DATA PROVIDED →
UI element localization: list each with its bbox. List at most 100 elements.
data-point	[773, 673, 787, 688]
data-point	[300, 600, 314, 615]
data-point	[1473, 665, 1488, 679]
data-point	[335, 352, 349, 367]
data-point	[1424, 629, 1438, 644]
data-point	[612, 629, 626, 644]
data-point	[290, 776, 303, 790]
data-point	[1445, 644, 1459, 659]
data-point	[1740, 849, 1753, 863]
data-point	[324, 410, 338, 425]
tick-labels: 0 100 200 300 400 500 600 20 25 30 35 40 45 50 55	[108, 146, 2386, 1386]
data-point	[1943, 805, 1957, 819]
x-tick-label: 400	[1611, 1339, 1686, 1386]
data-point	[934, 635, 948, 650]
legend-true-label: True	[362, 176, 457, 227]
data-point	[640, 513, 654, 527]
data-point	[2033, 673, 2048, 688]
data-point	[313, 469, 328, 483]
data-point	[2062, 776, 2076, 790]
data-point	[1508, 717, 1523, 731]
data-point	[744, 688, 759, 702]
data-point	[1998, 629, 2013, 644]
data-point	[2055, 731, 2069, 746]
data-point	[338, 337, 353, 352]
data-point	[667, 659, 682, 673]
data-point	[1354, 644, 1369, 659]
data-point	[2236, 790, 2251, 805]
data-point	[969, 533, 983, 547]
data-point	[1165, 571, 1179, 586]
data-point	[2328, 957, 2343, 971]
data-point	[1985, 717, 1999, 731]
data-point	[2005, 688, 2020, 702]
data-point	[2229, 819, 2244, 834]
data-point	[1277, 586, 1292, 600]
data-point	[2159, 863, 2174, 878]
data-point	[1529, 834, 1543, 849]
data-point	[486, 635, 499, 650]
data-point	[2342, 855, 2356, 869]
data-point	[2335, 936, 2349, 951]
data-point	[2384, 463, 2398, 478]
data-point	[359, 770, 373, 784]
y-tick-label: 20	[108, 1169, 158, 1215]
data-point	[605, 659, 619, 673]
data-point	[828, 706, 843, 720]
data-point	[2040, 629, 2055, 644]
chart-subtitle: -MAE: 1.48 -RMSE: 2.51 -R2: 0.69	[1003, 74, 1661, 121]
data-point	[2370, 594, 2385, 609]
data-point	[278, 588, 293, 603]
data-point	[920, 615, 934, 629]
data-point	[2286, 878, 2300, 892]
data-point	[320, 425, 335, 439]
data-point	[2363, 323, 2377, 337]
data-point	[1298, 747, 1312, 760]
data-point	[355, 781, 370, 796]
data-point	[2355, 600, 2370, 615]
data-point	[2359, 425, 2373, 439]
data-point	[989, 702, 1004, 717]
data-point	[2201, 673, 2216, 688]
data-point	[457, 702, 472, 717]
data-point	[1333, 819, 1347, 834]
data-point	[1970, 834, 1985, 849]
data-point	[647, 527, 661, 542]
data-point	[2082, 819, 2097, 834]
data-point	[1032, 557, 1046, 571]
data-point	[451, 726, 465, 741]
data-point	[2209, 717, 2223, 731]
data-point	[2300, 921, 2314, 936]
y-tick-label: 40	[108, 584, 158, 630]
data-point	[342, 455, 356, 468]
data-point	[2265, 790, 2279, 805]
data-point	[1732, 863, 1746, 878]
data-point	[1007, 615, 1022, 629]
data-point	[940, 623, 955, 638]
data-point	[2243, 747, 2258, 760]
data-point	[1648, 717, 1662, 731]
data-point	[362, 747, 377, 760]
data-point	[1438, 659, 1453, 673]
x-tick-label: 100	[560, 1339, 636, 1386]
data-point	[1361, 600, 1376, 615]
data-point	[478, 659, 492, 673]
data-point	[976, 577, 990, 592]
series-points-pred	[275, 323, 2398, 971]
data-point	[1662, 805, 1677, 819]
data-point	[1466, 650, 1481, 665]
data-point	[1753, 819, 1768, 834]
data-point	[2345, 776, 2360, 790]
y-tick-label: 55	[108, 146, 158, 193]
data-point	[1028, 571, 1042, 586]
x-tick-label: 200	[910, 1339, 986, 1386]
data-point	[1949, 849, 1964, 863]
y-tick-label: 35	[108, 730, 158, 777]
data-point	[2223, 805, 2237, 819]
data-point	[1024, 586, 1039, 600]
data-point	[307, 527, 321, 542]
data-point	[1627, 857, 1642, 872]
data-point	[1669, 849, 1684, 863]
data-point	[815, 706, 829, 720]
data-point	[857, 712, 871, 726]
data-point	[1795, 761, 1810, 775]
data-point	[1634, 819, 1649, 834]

==

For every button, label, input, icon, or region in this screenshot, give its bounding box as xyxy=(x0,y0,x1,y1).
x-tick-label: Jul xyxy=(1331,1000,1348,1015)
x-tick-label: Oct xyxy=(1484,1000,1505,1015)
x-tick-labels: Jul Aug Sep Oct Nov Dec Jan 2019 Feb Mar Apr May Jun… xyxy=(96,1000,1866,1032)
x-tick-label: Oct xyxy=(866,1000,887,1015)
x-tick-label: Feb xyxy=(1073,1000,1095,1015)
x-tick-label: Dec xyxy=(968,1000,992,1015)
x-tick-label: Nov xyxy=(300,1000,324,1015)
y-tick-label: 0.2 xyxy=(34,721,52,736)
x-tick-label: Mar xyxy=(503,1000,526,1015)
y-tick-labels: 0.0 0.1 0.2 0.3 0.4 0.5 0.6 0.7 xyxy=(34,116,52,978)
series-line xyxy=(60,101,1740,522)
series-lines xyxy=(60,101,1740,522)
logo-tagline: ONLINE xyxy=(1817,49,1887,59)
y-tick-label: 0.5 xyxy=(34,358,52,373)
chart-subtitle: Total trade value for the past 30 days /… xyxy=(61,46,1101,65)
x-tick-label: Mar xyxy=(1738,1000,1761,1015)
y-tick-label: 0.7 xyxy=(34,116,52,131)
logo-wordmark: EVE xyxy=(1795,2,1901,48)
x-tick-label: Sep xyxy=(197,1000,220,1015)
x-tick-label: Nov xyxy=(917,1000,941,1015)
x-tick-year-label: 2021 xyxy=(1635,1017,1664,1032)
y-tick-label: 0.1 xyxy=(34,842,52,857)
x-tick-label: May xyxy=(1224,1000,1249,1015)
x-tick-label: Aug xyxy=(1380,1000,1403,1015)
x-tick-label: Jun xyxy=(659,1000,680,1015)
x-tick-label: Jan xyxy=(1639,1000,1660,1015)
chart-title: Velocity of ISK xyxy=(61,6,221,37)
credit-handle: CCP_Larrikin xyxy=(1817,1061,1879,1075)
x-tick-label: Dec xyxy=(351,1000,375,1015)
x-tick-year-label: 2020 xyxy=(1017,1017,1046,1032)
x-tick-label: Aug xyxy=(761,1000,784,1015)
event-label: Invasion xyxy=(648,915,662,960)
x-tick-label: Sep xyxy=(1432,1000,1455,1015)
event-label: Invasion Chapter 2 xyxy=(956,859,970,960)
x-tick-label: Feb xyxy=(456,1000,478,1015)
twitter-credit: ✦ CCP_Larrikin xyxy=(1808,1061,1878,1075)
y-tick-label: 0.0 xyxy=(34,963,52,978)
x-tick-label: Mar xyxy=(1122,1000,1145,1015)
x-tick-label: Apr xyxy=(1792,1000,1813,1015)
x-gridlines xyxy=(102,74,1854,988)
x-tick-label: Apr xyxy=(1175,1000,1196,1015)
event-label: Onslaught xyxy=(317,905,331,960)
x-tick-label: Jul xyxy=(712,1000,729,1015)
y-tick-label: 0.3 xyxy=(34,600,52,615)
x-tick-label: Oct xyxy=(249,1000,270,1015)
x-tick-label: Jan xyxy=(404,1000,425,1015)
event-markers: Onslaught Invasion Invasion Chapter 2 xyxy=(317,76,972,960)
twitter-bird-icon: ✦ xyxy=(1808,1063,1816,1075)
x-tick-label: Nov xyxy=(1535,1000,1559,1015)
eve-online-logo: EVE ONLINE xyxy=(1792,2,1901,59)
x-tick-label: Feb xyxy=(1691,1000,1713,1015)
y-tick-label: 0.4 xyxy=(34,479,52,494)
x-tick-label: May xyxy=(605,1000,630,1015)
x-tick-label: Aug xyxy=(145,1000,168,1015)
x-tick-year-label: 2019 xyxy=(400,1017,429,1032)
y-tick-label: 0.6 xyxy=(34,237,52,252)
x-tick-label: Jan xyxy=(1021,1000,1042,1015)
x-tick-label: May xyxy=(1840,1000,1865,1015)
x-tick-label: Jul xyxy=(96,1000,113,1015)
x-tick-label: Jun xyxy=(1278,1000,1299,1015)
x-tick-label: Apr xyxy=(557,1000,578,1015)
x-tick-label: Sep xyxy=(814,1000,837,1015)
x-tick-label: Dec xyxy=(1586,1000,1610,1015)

TASK GOAL → Render the listing lines starting at the one containing "For every button, label, input, icon, or" and ending at the one containing "event-label: Invasion xyxy=(648,915,662,960)", both included, as a Markdown table with columns Row and Entry. Number each line in Row, put its text in Entry, and omit any blank lines.

EXERCISE SOLUTION →
| Row | Entry |
|---|---|
| 1 | For every button, label, input, icon, or region in this screenshot, give its bounding box as xyxy=(x0,y0,x1,y1). |
| 2 | x-tick-label: Jul xyxy=(1331,1000,1348,1015) |
| 3 | x-tick-label: Oct xyxy=(1484,1000,1505,1015) |
| 4 | x-tick-labels: Jul Aug Sep Oct Nov Dec Jan 2019 Feb Mar Apr May Jun… xyxy=(96,1000,1866,1032) |
| 5 | x-tick-label: Oct xyxy=(866,1000,887,1015) |
| 6 | x-tick-label: Feb xyxy=(1073,1000,1095,1015) |
| 7 | x-tick-label: Dec xyxy=(968,1000,992,1015) |
| 8 | x-tick-label: Nov xyxy=(300,1000,324,1015) |
| 9 | y-tick-label: 0.2 xyxy=(34,721,52,736) |
| 10 | x-tick-label: Mar xyxy=(503,1000,526,1015) |
| 11 | y-tick-labels: 0.0 0.1 0.2 0.3 0.4 0.5 0.6 0.7 xyxy=(34,116,52,978) |
| 12 | series-line xyxy=(60,101,1740,522) |
| 13 | series-lines xyxy=(60,101,1740,522) |
| 14 | logo-tagline: ONLINE xyxy=(1817,49,1887,59) |
| 15 | y-tick-label: 0.5 xyxy=(34,358,52,373) |
| 16 | chart-subtitle: Total trade value for the past 30 days /… xyxy=(61,46,1101,65) |
| 17 | x-tick-label: Mar xyxy=(1738,1000,1761,1015) |
| 18 | y-tick-label: 0.7 xyxy=(34,116,52,131) |
| 19 | logo-wordmark: EVE xyxy=(1795,2,1901,48) |
| 20 | x-tick-label: Sep xyxy=(197,1000,220,1015) |
| 21 | x-tick-label: Nov xyxy=(917,1000,941,1015) |
| 22 | x-tick-year-label: 2021 xyxy=(1635,1017,1664,1032) |
| 23 | y-tick-label: 0.1 xyxy=(34,842,52,857) |
| 24 | x-tick-label: May xyxy=(1224,1000,1249,1015) |
| 25 | x-tick-label: Aug xyxy=(1380,1000,1403,1015) |
| 26 | x-tick-label: Jun xyxy=(659,1000,680,1015) |
| 27 | x-tick-label: Jan xyxy=(1639,1000,1660,1015) |
| 28 | chart-title: Velocity of ISK xyxy=(61,6,221,37) |
| 29 | credit-handle: CCP_Larrikin xyxy=(1817,1061,1879,1075) |
| 30 | x-tick-label: Dec xyxy=(351,1000,375,1015) |
| 31 | x-tick-year-label: 2020 xyxy=(1017,1017,1046,1032) |
| 32 | x-tick-label: Aug xyxy=(761,1000,784,1015) |
| 33 | event-label: Invasion xyxy=(648,915,662,960) |